Repeat the records below exactly as they appear.

─── Records provided ───

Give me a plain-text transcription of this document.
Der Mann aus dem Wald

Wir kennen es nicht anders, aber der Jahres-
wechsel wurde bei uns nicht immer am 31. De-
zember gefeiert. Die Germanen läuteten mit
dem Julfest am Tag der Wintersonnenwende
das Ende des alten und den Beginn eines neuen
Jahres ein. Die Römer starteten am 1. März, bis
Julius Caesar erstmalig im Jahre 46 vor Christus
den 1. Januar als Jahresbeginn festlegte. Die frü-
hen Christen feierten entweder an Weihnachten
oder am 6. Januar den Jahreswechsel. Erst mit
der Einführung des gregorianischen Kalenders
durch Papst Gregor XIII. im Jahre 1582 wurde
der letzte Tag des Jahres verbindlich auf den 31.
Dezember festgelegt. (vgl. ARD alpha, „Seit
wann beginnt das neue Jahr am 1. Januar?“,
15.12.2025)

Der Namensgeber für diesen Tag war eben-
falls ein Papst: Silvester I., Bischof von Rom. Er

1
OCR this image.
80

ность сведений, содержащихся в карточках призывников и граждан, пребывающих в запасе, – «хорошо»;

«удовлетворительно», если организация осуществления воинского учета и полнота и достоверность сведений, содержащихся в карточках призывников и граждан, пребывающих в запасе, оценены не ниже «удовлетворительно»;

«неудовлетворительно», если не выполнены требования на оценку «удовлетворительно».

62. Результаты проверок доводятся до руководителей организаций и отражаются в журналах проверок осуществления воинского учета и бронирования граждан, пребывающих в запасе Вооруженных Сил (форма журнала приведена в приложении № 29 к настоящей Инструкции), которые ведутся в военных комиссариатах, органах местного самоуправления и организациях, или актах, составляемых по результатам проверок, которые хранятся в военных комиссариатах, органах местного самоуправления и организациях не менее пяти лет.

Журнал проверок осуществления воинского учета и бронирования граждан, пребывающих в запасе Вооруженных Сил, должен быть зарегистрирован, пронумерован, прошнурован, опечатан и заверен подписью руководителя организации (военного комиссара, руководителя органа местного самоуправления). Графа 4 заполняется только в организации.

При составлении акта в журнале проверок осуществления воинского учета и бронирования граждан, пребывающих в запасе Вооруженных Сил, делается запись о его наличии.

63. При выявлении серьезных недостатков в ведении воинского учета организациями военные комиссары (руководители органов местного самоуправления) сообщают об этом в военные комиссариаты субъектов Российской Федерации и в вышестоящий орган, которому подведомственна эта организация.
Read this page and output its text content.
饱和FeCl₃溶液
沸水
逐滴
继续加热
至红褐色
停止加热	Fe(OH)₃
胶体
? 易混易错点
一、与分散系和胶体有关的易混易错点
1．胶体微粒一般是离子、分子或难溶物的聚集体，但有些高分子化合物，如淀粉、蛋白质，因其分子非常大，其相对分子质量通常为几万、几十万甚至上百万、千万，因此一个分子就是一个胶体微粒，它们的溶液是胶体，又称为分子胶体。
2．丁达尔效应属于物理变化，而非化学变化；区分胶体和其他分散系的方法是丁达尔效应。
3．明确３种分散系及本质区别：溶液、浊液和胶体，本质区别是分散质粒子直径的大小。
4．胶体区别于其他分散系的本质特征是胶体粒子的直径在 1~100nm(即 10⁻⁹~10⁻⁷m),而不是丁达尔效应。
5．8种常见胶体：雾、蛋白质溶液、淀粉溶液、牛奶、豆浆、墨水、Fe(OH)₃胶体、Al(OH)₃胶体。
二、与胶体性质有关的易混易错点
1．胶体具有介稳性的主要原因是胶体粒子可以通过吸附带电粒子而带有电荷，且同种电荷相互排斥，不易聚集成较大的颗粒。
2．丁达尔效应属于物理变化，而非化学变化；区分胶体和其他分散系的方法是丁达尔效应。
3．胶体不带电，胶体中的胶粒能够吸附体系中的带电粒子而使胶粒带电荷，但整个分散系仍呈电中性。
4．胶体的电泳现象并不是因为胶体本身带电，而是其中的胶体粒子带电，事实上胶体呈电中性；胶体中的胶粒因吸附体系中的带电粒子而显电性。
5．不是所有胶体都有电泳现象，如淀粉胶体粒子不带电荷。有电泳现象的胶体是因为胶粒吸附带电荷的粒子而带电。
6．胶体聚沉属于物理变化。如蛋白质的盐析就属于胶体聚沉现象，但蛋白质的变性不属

───

**Written response:**
Give me a plain-text transcription of this document.
Der Mann aus dem Wald

Wir kennen es nicht anders, aber der Jahres-
wechsel wurde bei uns nicht immer am 31. De-
zember gefeiert. Die Germanen läuteten mit
dem Julfest am Tag der Wintersonnenwende
das Ende des alten und den Beginn eines neuen
Jahres ein. Die Römer starteten am 1. März, bis
Julius Caesar erstmalig im Jahre 46 vor Christus
den 1. Januar als Jahresbeginn festlegte. Die frü-
hen Christen feierten entweder an Weihnachten
oder am 6. Januar den Jahreswechsel. Erst mit
der Einführung des gregorianischen Kalenders
durch Papst Gregor XIII. im Jahre 1582 wurde
der letzte Tag des Jahres verbindlich auf den 31.
Dezember festgelegt. (vgl. ARD alpha, „Seit
wann beginnt das neue Jahr am 1. Januar?“,
15.12.2025)

Der Namensgeber für diesen Tag war eben-
falls ein Papst: Silvester I., Bischof von Rom. Er

1
OCR this image.
80

ность сведений, содержащихся в карточках призывников и граждан, пребывающих в запасе, – «хорошо»;

«удовлетворительно», если организация осуществления воинского учета и полнота и достоверность сведений, содержащихся в карточках призывников и граждан, пребывающих в запасе, оценены не ниже «удовлетворительно»;

«неудовлетворительно», если не выполнены требования на оценку «удовлетворительно».

62. Результаты проверок доводятся до руководителей организаций и отражаются в журналах проверок осуществления воинского учета и бронирования граждан, пребывающих в запасе Вооруженных Сил (форма журнала приведена в приложении № 29 к настоящей Инструкции), которые ведутся в военных комиссариатах, органах местного самоуправления и организациях, или актах, составляемых по результатам проверок, которые хранятся в военных комиссариатах, органах местного самоуправления и организациях не менее пяти лет.

Журнал проверок осуществления воинского учета и бронирования граждан, пребывающих в запасе Вооруженных Сил, должен быть зарегистрирован, пронумерован, прошнурован, опечатан и заверен подписью руководителя организации (военного комиссара, руководителя органа местного самоуправления). Графа 4 заполняется только в организации.

При составлении акта в журнале проверок осуществления воинского учета и бронирования граждан, пребывающих в запасе Вооруженных Сил, делается запись о его наличии.

63. При выявлении серьезных недостатков в ведении воинского учета организациями военные комиссары (руководители органов местного самоуправления) сообщают об этом в военные комиссариаты субъектов Российской Федерации и в вышестоящий орган, которому подведомственна эта организация.
Read this page and output its text content.
饱和FeCl₃溶液
沸水
逐滴
继续加热
至红褐色
停止加热	Fe(OH)₃
胶体
? 易混易错点
一、与分散系和胶体有关的易混易错点
1．胶体微粒一般是离子、分子或难溶物的聚集体，但有些高分子化合物，如淀粉、蛋白质，因其分子非常大，其相对分子质量通常为几万、几十万甚至上百万、千万，因此一个分子就是一个胶体微粒，它们的溶液是胶体，又称为分子胶体。
2．丁达尔效应属于物理变化，而非化学变化；区分胶体和其他分散系的方法是丁达尔效应。
3．明确３种分散系及本质区别：溶液、浊液和胶体，本质区别是分散质粒子直径的大小。
4．胶体区别于其他分散系的本质特征是胶体粒子的直径在 1~100nm(即 10⁻⁹~10⁻⁷m),而不是丁达尔效应。
5．8种常见胶体：雾、蛋白质溶液、淀粉溶液、牛奶、豆浆、墨水、Fe(OH)₃胶体、Al(OH)₃胶体。
二、与胶体性质有关的易混易错点
1．胶体具有介稳性的主要原因是胶体粒子可以通过吸附带电粒子而带有电荷，且同种电荷相互排斥，不易聚集成较大的颗粒。
2．丁达尔效应属于物理变化，而非化学变化；区分胶体和其他分散系的方法是丁达尔效应。
3．胶体不带电，胶体中的胶粒能够吸附体系中的带电粒子而使胶粒带电荷，但整个分散系仍呈电中性。
4．胶体的电泳现象并不是因为胶体本身带电，而是其中的胶体粒子带电，事实上胶体呈电中性；胶体中的胶粒因吸附体系中的带电粒子而显电性。
5．不是所有胶体都有电泳现象，如淀粉胶体粒子不带电荷。有电泳现象的胶体是因为胶粒吸附带电荷的粒子而带电。
6．胶体聚沉属于物理变化。如蛋白质的盐析就属于胶体聚沉现象，但蛋白质的变性不属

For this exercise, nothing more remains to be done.